%%
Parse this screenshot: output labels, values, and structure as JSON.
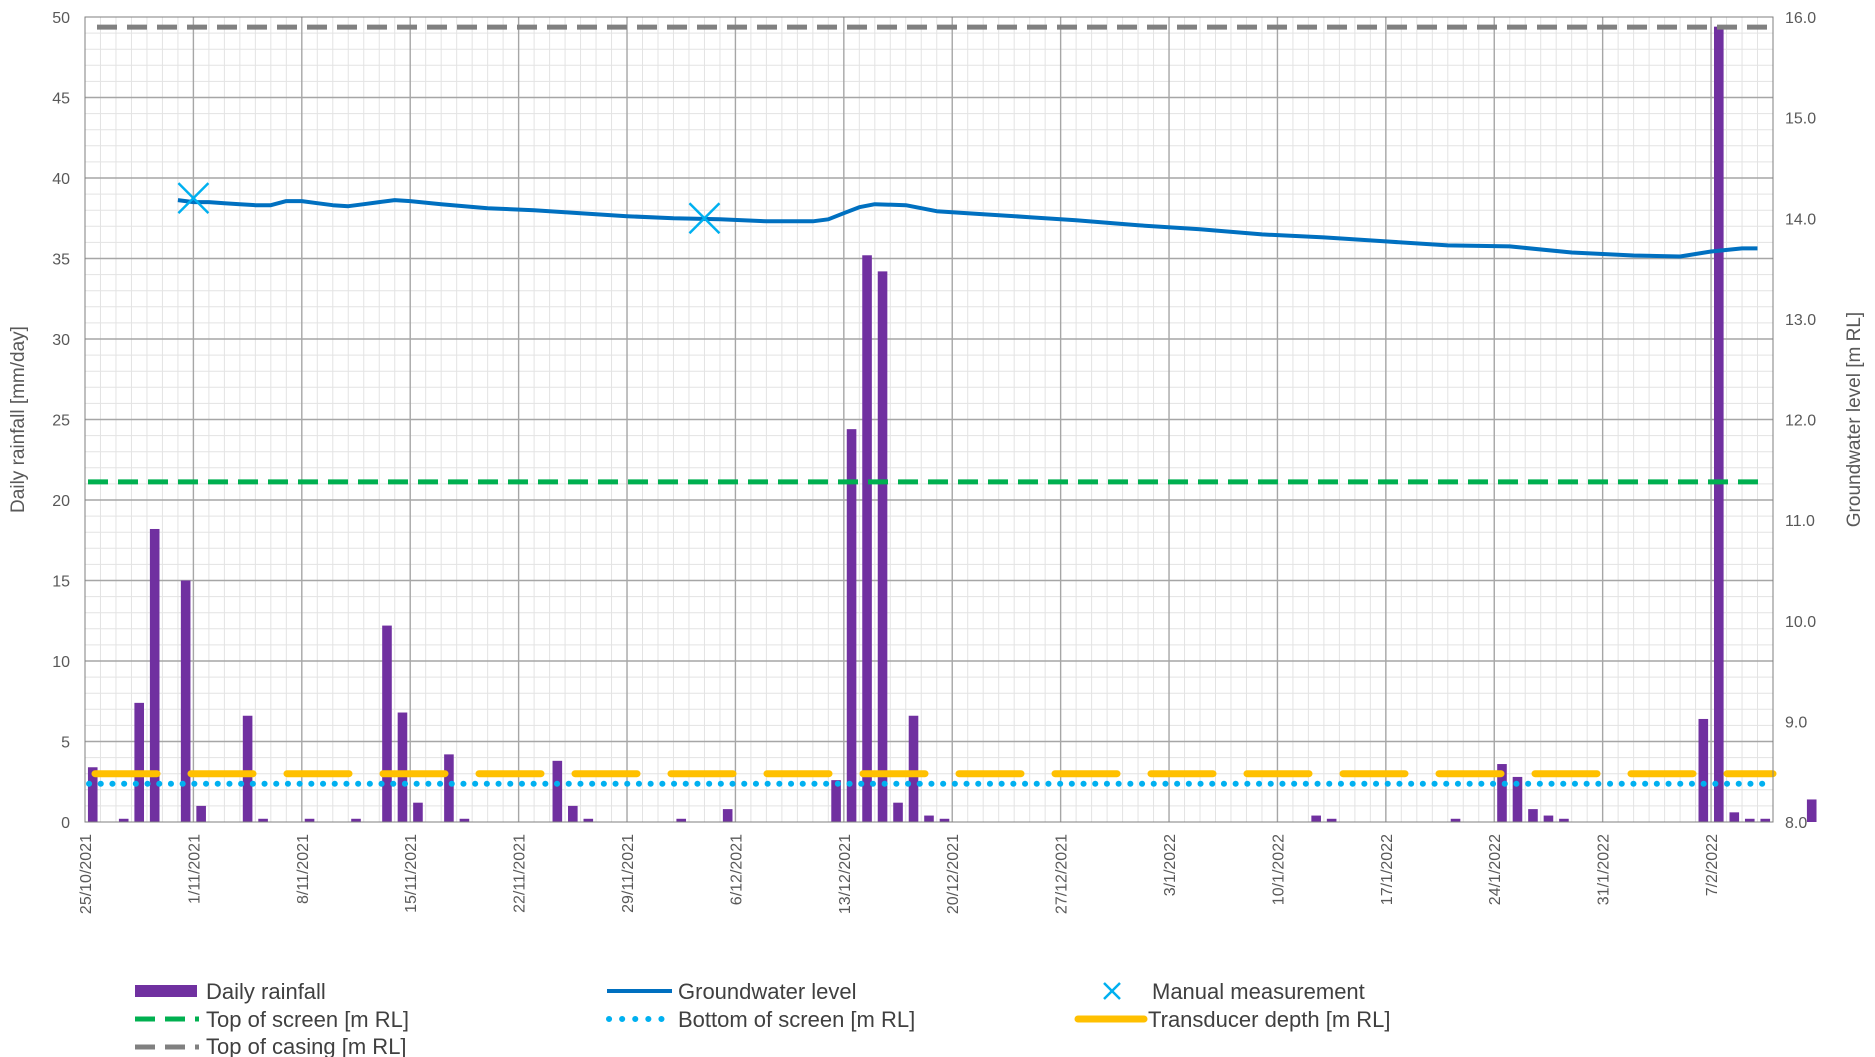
{
  "chart_data": {
    "type": "bar",
    "title": "",
    "ylabel_left": "Daily rainfall [mm/day]",
    "ylabel_right": "Groundwater level [m RL]",
    "xlim_dates": [
      "2021-10-25",
      "2022-02-11"
    ],
    "ylim_left": [
      0,
      50
    ],
    "ylim_right": [
      8.0,
      16.0
    ],
    "left_ticks": [
      "0",
      "5",
      "10",
      "15",
      "20",
      "25",
      "30",
      "35",
      "40",
      "45",
      "50"
    ],
    "right_ticks": [
      "8.0",
      "9.0",
      "10.0",
      "11.0",
      "12.0",
      "13.0",
      "14.0",
      "15.0",
      "16.0"
    ],
    "x_tick_labels": [
      "25/10/2021",
      "1/11/2021",
      "8/11/2021",
      "15/11/2021",
      "22/11/2021",
      "29/11/2021",
      "6/12/2021",
      "13/12/2021",
      "20/12/2021",
      "27/12/2021",
      "3/1/2022",
      "10/1/2022",
      "17/1/2022",
      "24/1/2022",
      "31/1/2022",
      "7/2/2022"
    ],
    "grid": true,
    "legend_position": "bottom",
    "colors": {
      "rainfall": "#7030A0",
      "groundwater": "#0070C0",
      "manual": "#00B0F0",
      "top_screen": "#00B050",
      "bottom_screen": "#00B0F0",
      "transducer": "#FFC000",
      "top_casing": "#808080"
    },
    "series": [
      {
        "name": "Daily rainfall",
        "type": "bar",
        "axis": "left",
        "points": [
          [
            "2021-10-25",
            3.4
          ],
          [
            "2021-10-27",
            0.2
          ],
          [
            "2021-10-28",
            7.4
          ],
          [
            "2021-10-29",
            18.2
          ],
          [
            "2021-10-31",
            15.0
          ],
          [
            "2021-11-01",
            1.0
          ],
          [
            "2021-11-04",
            6.6
          ],
          [
            "2021-11-05",
            0.2
          ],
          [
            "2021-11-08",
            0.2
          ],
          [
            "2021-11-11",
            0.2
          ],
          [
            "2021-11-13",
            12.2
          ],
          [
            "2021-11-14",
            6.8
          ],
          [
            "2021-11-15",
            1.2
          ],
          [
            "2021-11-17",
            4.2
          ],
          [
            "2021-11-18",
            0.2
          ],
          [
            "2021-11-24",
            3.8
          ],
          [
            "2021-11-25",
            1.0
          ],
          [
            "2021-11-26",
            0.2
          ],
          [
            "2021-12-02",
            0.2
          ],
          [
            "2021-12-05",
            0.8
          ],
          [
            "2021-12-12",
            2.6
          ],
          [
            "2021-12-13",
            24.4
          ],
          [
            "2021-12-14",
            35.2
          ],
          [
            "2021-12-15",
            34.2
          ],
          [
            "2021-12-16",
            1.2
          ],
          [
            "2021-12-17",
            6.6
          ],
          [
            "2021-12-18",
            0.4
          ],
          [
            "2021-12-19",
            0.2
          ],
          [
            "2022-01-12",
            0.4
          ],
          [
            "2022-01-13",
            0.2
          ],
          [
            "2022-01-21",
            0.2
          ],
          [
            "2022-01-24",
            3.6
          ],
          [
            "2022-01-25",
            2.8
          ],
          [
            "2022-01-26",
            0.8
          ],
          [
            "2022-01-27",
            0.4
          ],
          [
            "2022-01-28",
            0.2
          ],
          [
            "2022-02-06",
            6.4
          ],
          [
            "2022-02-07",
            49.4
          ],
          [
            "2022-02-08",
            0.6
          ],
          [
            "2022-02-09",
            0.2
          ],
          [
            "2022-02-10",
            0.2
          ],
          [
            "2022-02-13",
            1.4
          ]
        ]
      },
      {
        "name": "Groundwater level",
        "type": "line",
        "axis": "right",
        "points": [
          [
            "2021-10-31",
            14.18
          ],
          [
            "2021-11-01",
            14.16
          ],
          [
            "2021-11-02",
            14.16
          ],
          [
            "2021-11-03",
            14.15
          ],
          [
            "2021-11-04",
            14.14
          ],
          [
            "2021-11-05",
            14.13
          ],
          [
            "2021-11-06",
            14.13
          ],
          [
            "2021-11-07",
            14.17
          ],
          [
            "2021-11-08",
            14.17
          ],
          [
            "2021-11-09",
            14.15
          ],
          [
            "2021-11-10",
            14.13
          ],
          [
            "2021-11-11",
            14.12
          ],
          [
            "2021-11-12",
            14.14
          ],
          [
            "2021-11-13",
            14.16
          ],
          [
            "2021-11-14",
            14.18
          ],
          [
            "2021-11-15",
            14.17
          ],
          [
            "2021-11-17",
            14.14
          ],
          [
            "2021-11-20",
            14.1
          ],
          [
            "2021-11-23",
            14.08
          ],
          [
            "2021-11-26",
            14.05
          ],
          [
            "2021-11-29",
            14.02
          ],
          [
            "2021-12-02",
            14.0
          ],
          [
            "2021-12-05",
            13.99
          ],
          [
            "2021-12-08",
            13.97
          ],
          [
            "2021-12-11",
            13.97
          ],
          [
            "2021-12-12",
            13.99
          ],
          [
            "2021-12-13",
            14.05
          ],
          [
            "2021-12-14",
            14.11
          ],
          [
            "2021-12-15",
            14.14
          ],
          [
            "2021-12-17",
            14.13
          ],
          [
            "2021-12-19",
            14.07
          ],
          [
            "2021-12-22",
            14.04
          ],
          [
            "2021-12-25",
            14.01
          ],
          [
            "2021-12-28",
            13.98
          ],
          [
            "2022-01-01",
            13.93
          ],
          [
            "2022-01-05",
            13.89
          ],
          [
            "2022-01-09",
            13.84
          ],
          [
            "2022-01-13",
            13.81
          ],
          [
            "2022-01-17",
            13.77
          ],
          [
            "2022-01-21",
            13.73
          ],
          [
            "2022-01-25",
            13.72
          ],
          [
            "2022-01-29",
            13.66
          ],
          [
            "2022-02-02",
            13.63
          ],
          [
            "2022-02-05",
            13.62
          ],
          [
            "2022-02-07",
            13.67
          ],
          [
            "2022-02-09",
            13.7
          ],
          [
            "2022-02-10",
            13.7
          ]
        ]
      },
      {
        "name": "Manual measurement",
        "type": "scatter",
        "axis": "right",
        "points": [
          [
            "2021-11-01",
            14.2
          ],
          [
            "2021-12-04",
            14.0
          ]
        ]
      },
      {
        "name": "Top of screen [m RL]",
        "type": "hline",
        "axis": "right",
        "value": 11.38
      },
      {
        "name": "Bottom of screen [m RL]",
        "type": "hline",
        "axis": "right",
        "value": 8.38
      },
      {
        "name": "Transducer depth [m RL]",
        "type": "hline",
        "axis": "right",
        "value": 8.48
      },
      {
        "name": "Top of casing [m RL]",
        "type": "hline",
        "axis": "right",
        "value": 15.9
      }
    ]
  }
}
%%
- [Task brief] Gather all the lines that include the word "Daily" and copy them out.

- [Reply to the exercise]
    "ylabel_left": "Daily rainfall [mm/day]",
        "name": "Daily rainfall",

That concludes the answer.